[Saved entries]
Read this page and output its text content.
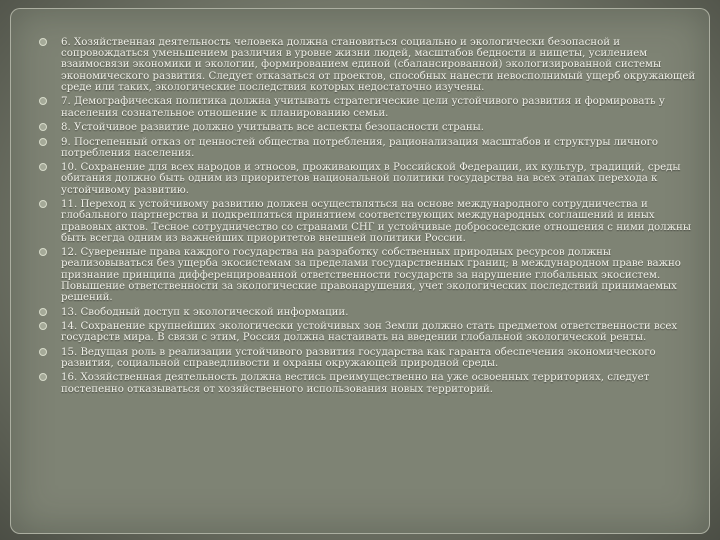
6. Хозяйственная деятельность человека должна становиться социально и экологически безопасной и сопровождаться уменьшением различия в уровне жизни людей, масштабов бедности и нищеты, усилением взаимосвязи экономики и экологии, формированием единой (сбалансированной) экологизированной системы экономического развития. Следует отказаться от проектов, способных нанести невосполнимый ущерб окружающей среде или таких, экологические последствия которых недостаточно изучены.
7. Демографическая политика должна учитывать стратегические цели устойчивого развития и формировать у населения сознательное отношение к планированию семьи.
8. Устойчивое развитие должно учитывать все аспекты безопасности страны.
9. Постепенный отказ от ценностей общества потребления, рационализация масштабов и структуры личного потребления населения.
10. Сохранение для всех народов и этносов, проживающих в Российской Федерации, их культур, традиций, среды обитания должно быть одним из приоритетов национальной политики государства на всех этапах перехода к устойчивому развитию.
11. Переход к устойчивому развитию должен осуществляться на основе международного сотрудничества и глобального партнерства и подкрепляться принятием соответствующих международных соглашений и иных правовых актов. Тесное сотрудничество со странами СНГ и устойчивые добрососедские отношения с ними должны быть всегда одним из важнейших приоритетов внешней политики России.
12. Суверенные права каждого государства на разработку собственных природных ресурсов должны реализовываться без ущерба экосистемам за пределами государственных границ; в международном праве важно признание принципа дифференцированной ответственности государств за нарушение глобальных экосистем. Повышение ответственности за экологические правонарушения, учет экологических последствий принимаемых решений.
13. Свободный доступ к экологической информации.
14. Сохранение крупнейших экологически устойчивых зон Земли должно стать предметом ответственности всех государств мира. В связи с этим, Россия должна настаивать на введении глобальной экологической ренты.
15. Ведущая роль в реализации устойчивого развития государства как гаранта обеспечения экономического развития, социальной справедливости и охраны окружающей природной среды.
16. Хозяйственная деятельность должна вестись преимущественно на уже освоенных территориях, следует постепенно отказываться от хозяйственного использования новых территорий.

* WHAT IS REQUIRED *
Copy every line from the entries that contains the word "экологической".

* FINAL RESULT *
13. Свободный доступ к экологической информации.
14. Сохранение крупнейших экологически устойчивых зон Земли должно стать предметом ответственности всех государств мира. В связи с этим, Россия должна настаивать на введении глобальной экологической ренты.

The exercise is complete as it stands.